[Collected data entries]
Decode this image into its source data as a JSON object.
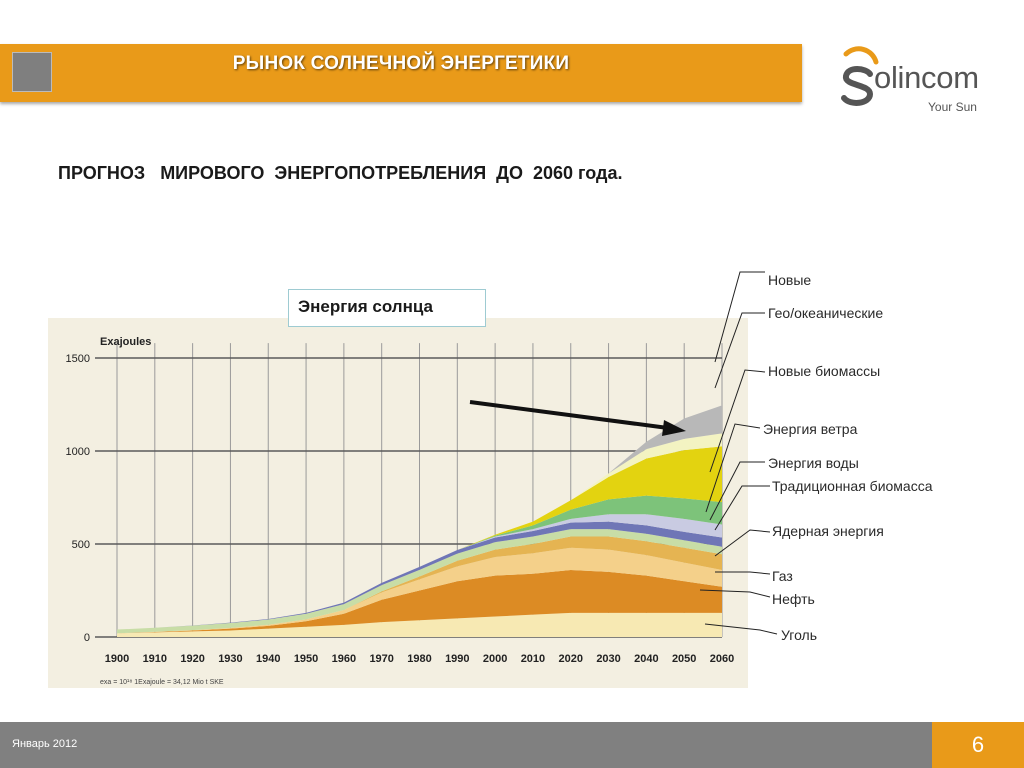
{
  "header": {
    "title": "РЫНОК СОЛНЕЧНОЙ ЭНЕРГЕТИКИ"
  },
  "logo": {
    "text": "olincom",
    "subtitle": "Your Sun",
    "accent_color": "#e99a19"
  },
  "subtitle": "ПРОГНОЗ   МИРОВОГО  ЭНЕРГОПОТРЕБЛЕНИЯ  ДО  2060 года.",
  "callout": "Энергия солнца",
  "footer": {
    "date": "Январь  2012",
    "page": "6"
  },
  "chart_data": {
    "type": "area",
    "ylabel": "Exajoules",
    "footnote": "exa = 10¹⁸  1Exajoule = 34,12 Mio t SKE",
    "x": [
      1900,
      1910,
      1920,
      1930,
      1940,
      1950,
      1960,
      1970,
      1980,
      1990,
      2000,
      2010,
      2020,
      2030,
      2040,
      2050,
      2060
    ],
    "xlim": [
      1900,
      2060
    ],
    "ylim": [
      0,
      1600
    ],
    "yticks": [
      0,
      500,
      1000,
      1500
    ],
    "series": [
      {
        "name": "Уголь",
        "color": "#f7e9b3",
        "values": [
          20,
          25,
          30,
          35,
          45,
          55,
          65,
          80,
          90,
          100,
          110,
          120,
          130,
          130,
          130,
          130,
          130
        ]
      },
      {
        "name": "Нефть",
        "color": "#dc8b24",
        "values": [
          0,
          2,
          5,
          10,
          15,
          30,
          60,
          120,
          160,
          200,
          220,
          220,
          230,
          220,
          200,
          170,
          140
        ]
      },
      {
        "name": "Газ",
        "color": "#f4d08a",
        "values": [
          0,
          1,
          2,
          4,
          6,
          10,
          20,
          40,
          60,
          80,
          100,
          110,
          120,
          120,
          110,
          100,
          90
        ]
      },
      {
        "name": "Ядерная энергия",
        "color": "#e5b452",
        "values": [
          0,
          0,
          0,
          0,
          0,
          0,
          0,
          5,
          15,
          30,
          40,
          50,
          60,
          70,
          75,
          80,
          85
        ]
      },
      {
        "name": "Традиционная биомасса",
        "color": "#c8dda6",
        "values": [
          20,
          22,
          24,
          26,
          28,
          30,
          32,
          34,
          36,
          38,
          40,
          40,
          40,
          40,
          40,
          40,
          40
        ]
      },
      {
        "name": "Энергия воды",
        "color": "#6f76b6",
        "values": [
          0,
          0,
          1,
          2,
          3,
          5,
          8,
          12,
          16,
          20,
          25,
          30,
          35,
          40,
          45,
          45,
          50
        ]
      },
      {
        "name": "Энергия ветра",
        "color": "#c9cbe2",
        "values": [
          0,
          0,
          0,
          0,
          0,
          0,
          0,
          0,
          0,
          0,
          5,
          10,
          20,
          40,
          60,
          70,
          70
        ]
      },
      {
        "name": "Новые биомассы",
        "color": "#7dc37a",
        "values": [
          0,
          0,
          0,
          0,
          0,
          0,
          0,
          0,
          0,
          0,
          5,
          20,
          50,
          80,
          100,
          110,
          120
        ]
      },
      {
        "name": "Энергия солнца",
        "color": "#e3d310",
        "values": [
          0,
          0,
          0,
          0,
          0,
          0,
          0,
          0,
          0,
          0,
          5,
          20,
          50,
          120,
          200,
          260,
          300
        ]
      },
      {
        "name": "Гео/океанические",
        "color": "#f3f3c2",
        "values": [
          0,
          0,
          0,
          0,
          0,
          0,
          0,
          0,
          0,
          0,
          0,
          0,
          0,
          20,
          50,
          60,
          70
        ]
      },
      {
        "name": "Новые",
        "color": "#b8b8b8",
        "values": [
          0,
          0,
          0,
          0,
          0,
          0,
          0,
          0,
          0,
          0,
          0,
          0,
          0,
          0,
          40,
          110,
          150
        ]
      }
    ],
    "labels": [
      "Новые",
      "Гео/океанические",
      "Новые биомассы",
      "Энергия ветра",
      "Энергия воды",
      "Традиционная биомасса",
      "Ядерная энергия",
      "Газ",
      "Нефть",
      "Уголь"
    ]
  }
}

Task statement » Copy the material shown above in full and exactly. Skip the pictures.

Exercise response »
Decode this image into its source data as a JSON object.
{
  "header": {
    "title": "РЫНОК СОЛНЕЧНОЙ ЭНЕРГЕТИКИ"
  },
  "logo": {
    "text": "olincom",
    "subtitle": "Your Sun",
    "accent_color": "#e99a19"
  },
  "subtitle": "ПРОГНОЗ   МИРОВОГО  ЭНЕРГОПОТРЕБЛЕНИЯ  ДО  2060 года.",
  "callout": "Энергия солнца",
  "footer": {
    "date": "Январь  2012",
    "page": "6"
  },
  "chart_data": {
    "type": "area",
    "ylabel": "Exajoules",
    "footnote": "exa = 10¹⁸  1Exajoule = 34,12 Mio t SKE",
    "x": [
      1900,
      1910,
      1920,
      1930,
      1940,
      1950,
      1960,
      1970,
      1980,
      1990,
      2000,
      2010,
      2020,
      2030,
      2040,
      2050,
      2060
    ],
    "xlim": [
      1900,
      2060
    ],
    "ylim": [
      0,
      1600
    ],
    "yticks": [
      0,
      500,
      1000,
      1500
    ],
    "series": [
      {
        "name": "Уголь",
        "color": "#f7e9b3",
        "values": [
          20,
          25,
          30,
          35,
          45,
          55,
          65,
          80,
          90,
          100,
          110,
          120,
          130,
          130,
          130,
          130,
          130
        ]
      },
      {
        "name": "Нефть",
        "color": "#dc8b24",
        "values": [
          0,
          2,
          5,
          10,
          15,
          30,
          60,
          120,
          160,
          200,
          220,
          220,
          230,
          220,
          200,
          170,
          140
        ]
      },
      {
        "name": "Газ",
        "color": "#f4d08a",
        "values": [
          0,
          1,
          2,
          4,
          6,
          10,
          20,
          40,
          60,
          80,
          100,
          110,
          120,
          120,
          110,
          100,
          90
        ]
      },
      {
        "name": "Ядерная энергия",
        "color": "#e5b452",
        "values": [
          0,
          0,
          0,
          0,
          0,
          0,
          0,
          5,
          15,
          30,
          40,
          50,
          60,
          70,
          75,
          80,
          85
        ]
      },
      {
        "name": "Традиционная биомасса",
        "color": "#c8dda6",
        "values": [
          20,
          22,
          24,
          26,
          28,
          30,
          32,
          34,
          36,
          38,
          40,
          40,
          40,
          40,
          40,
          40,
          40
        ]
      },
      {
        "name": "Энергия воды",
        "color": "#6f76b6",
        "values": [
          0,
          0,
          1,
          2,
          3,
          5,
          8,
          12,
          16,
          20,
          25,
          30,
          35,
          40,
          45,
          45,
          50
        ]
      },
      {
        "name": "Энергия ветра",
        "color": "#c9cbe2",
        "values": [
          0,
          0,
          0,
          0,
          0,
          0,
          0,
          0,
          0,
          0,
          5,
          10,
          20,
          40,
          60,
          70,
          70
        ]
      },
      {
        "name": "Новые биомассы",
        "color": "#7dc37a",
        "values": [
          0,
          0,
          0,
          0,
          0,
          0,
          0,
          0,
          0,
          0,
          5,
          20,
          50,
          80,
          100,
          110,
          120
        ]
      },
      {
        "name": "Энергия солнца",
        "color": "#e3d310",
        "values": [
          0,
          0,
          0,
          0,
          0,
          0,
          0,
          0,
          0,
          0,
          5,
          20,
          50,
          120,
          200,
          260,
          300
        ]
      },
      {
        "name": "Гео/океанические",
        "color": "#f3f3c2",
        "values": [
          0,
          0,
          0,
          0,
          0,
          0,
          0,
          0,
          0,
          0,
          0,
          0,
          0,
          20,
          50,
          60,
          70
        ]
      },
      {
        "name": "Новые",
        "color": "#b8b8b8",
        "values": [
          0,
          0,
          0,
          0,
          0,
          0,
          0,
          0,
          0,
          0,
          0,
          0,
          0,
          0,
          40,
          110,
          150
        ]
      }
    ],
    "labels": [
      "Новые",
      "Гео/океанические",
      "Новые биомассы",
      "Энергия ветра",
      "Энергия воды",
      "Традиционная биомасса",
      "Ядерная энергия",
      "Газ",
      "Нефть",
      "Уголь"
    ]
  }
}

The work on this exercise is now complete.